## WHAT YOU NEED TO DO
Each entry below is to be transcribed exactly.

## MATERIAL FOR THIS EXERCISE
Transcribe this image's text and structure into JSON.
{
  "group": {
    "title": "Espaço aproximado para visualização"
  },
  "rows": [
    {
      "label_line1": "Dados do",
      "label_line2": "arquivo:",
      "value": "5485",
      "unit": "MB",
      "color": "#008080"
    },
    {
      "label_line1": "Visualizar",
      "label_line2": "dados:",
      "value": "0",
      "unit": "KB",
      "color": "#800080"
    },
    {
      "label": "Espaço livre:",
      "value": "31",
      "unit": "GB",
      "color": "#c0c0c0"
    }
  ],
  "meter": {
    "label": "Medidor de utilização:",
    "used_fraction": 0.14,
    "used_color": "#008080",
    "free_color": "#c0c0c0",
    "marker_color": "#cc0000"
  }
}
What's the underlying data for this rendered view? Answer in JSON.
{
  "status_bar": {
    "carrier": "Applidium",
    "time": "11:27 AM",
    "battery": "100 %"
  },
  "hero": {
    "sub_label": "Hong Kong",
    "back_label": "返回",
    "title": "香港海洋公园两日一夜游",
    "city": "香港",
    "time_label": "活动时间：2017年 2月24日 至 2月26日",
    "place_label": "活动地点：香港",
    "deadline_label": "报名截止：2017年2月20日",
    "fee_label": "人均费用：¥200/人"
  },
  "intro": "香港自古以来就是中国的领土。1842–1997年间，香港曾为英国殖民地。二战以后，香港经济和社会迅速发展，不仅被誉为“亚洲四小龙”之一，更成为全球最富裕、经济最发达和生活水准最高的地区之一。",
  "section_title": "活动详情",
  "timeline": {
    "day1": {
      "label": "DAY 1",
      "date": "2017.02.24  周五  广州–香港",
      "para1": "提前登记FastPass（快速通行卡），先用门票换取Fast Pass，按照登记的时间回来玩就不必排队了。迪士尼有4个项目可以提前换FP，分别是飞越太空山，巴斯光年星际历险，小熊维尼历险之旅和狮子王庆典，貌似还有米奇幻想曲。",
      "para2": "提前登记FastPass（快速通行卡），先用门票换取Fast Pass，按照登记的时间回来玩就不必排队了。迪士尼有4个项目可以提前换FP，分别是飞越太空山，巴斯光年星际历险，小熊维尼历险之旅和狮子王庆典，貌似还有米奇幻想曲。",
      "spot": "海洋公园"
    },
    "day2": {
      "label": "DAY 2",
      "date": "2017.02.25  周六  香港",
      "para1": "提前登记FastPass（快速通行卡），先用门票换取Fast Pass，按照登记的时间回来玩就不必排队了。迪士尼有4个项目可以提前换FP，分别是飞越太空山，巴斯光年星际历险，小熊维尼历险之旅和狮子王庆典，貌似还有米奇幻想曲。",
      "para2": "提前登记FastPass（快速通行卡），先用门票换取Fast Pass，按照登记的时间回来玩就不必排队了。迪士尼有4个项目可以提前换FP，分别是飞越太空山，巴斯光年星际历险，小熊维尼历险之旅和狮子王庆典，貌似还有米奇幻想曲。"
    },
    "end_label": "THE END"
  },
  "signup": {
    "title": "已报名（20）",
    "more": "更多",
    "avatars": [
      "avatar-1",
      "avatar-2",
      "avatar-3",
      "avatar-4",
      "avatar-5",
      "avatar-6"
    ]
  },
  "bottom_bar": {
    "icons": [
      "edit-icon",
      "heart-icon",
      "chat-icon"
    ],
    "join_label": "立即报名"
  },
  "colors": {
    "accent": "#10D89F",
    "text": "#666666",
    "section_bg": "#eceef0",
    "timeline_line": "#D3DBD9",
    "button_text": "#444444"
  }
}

## OUTPUT BELOW
Transcribe this image's text and structure into JSON.
{
  "group": {
    "title": "Espaço aproximado para visualização"
  },
  "rows": [
    {
      "label_line1": "Dados do",
      "label_line2": "arquivo:",
      "value": "5485",
      "unit": "MB",
      "color": "#008080"
    },
    {
      "label_line1": "Visualizar",
      "label_line2": "dados:",
      "value": "0",
      "unit": "KB",
      "color": "#800080"
    },
    {
      "label": "Espaço livre:",
      "value": "31",
      "unit": "GB",
      "color": "#c0c0c0"
    }
  ],
  "meter": {
    "label": "Medidor de utilização:",
    "used_fraction": 0.14,
    "used_color": "#008080",
    "free_color": "#c0c0c0",
    "marker_color": "#cc0000"
  }
}
What's the underlying data for this rendered view? Answer in JSON.
{
  "status_bar": {
    "carrier": "Applidium",
    "time": "11:27 AM",
    "battery": "100 %"
  },
  "hero": {
    "sub_label": "Hong Kong",
    "back_label": "返回",
    "title": "香港海洋公园两日一夜游",
    "city": "香港",
    "time_label": "活动时间：2017年 2月24日 至 2月26日",
    "place_label": "活动地点：香港",
    "deadline_label": "报名截止：2017年2月20日",
    "fee_label": "人均费用：¥200/人"
  },
  "intro": "香港自古以来就是中国的领土。1842–1997年间，香港曾为英国殖民地。二战以后，香港经济和社会迅速发展，不仅被誉为“亚洲四小龙”之一，更成为全球最富裕、经济最发达和生活水准最高的地区之一。",
  "section_title": "活动详情",
  "timeline": {
    "day1": {
      "label": "DAY 1",
      "date": "2017.02.24  周五  广州–香港",
      "para1": "提前登记FastPass（快速通行卡），先用门票换取Fast Pass，按照登记的时间回来玩就不必排队了。迪士尼有4个项目可以提前换FP，分别是飞越太空山，巴斯光年星际历险，小熊维尼历险之旅和狮子王庆典，貌似还有米奇幻想曲。",
      "para2": "提前登记FastPass（快速通行卡），先用门票换取Fast Pass，按照登记的时间回来玩就不必排队了。迪士尼有4个项目可以提前换FP，分别是飞越太空山，巴斯光年星际历险，小熊维尼历险之旅和狮子王庆典，貌似还有米奇幻想曲。",
      "spot": "海洋公园"
    },
    "day2": {
      "label": "DAY 2",
      "date": "2017.02.25  周六  香港",
      "para1": "提前登记FastPass（快速通行卡），先用门票换取Fast Pass，按照登记的时间回来玩就不必排队了。迪士尼有4个项目可以提前换FP，分别是飞越太空山，巴斯光年星际历险，小熊维尼历险之旅和狮子王庆典，貌似还有米奇幻想曲。",
      "para2": "提前登记FastPass（快速通行卡），先用门票换取Fast Pass，按照登记的时间回来玩就不必排队了。迪士尼有4个项目可以提前换FP，分别是飞越太空山，巴斯光年星际历险，小熊维尼历险之旅和狮子王庆典，貌似还有米奇幻想曲。"
    },
    "end_label": "THE END"
  },
  "signup": {
    "title": "已报名（20）",
    "more": "更多",
    "avatars": [
      "avatar-1",
      "avatar-2",
      "avatar-3",
      "avatar-4",
      "avatar-5",
      "avatar-6"
    ]
  },
  "bottom_bar": {
    "icons": [
      "edit-icon",
      "heart-icon",
      "chat-icon"
    ],
    "join_label": "立即报名"
  },
  "colors": {
    "accent": "#10D89F",
    "text": "#666666",
    "section_bg": "#eceef0",
    "timeline_line": "#D3DBD9",
    "button_text": "#444444"
  }
}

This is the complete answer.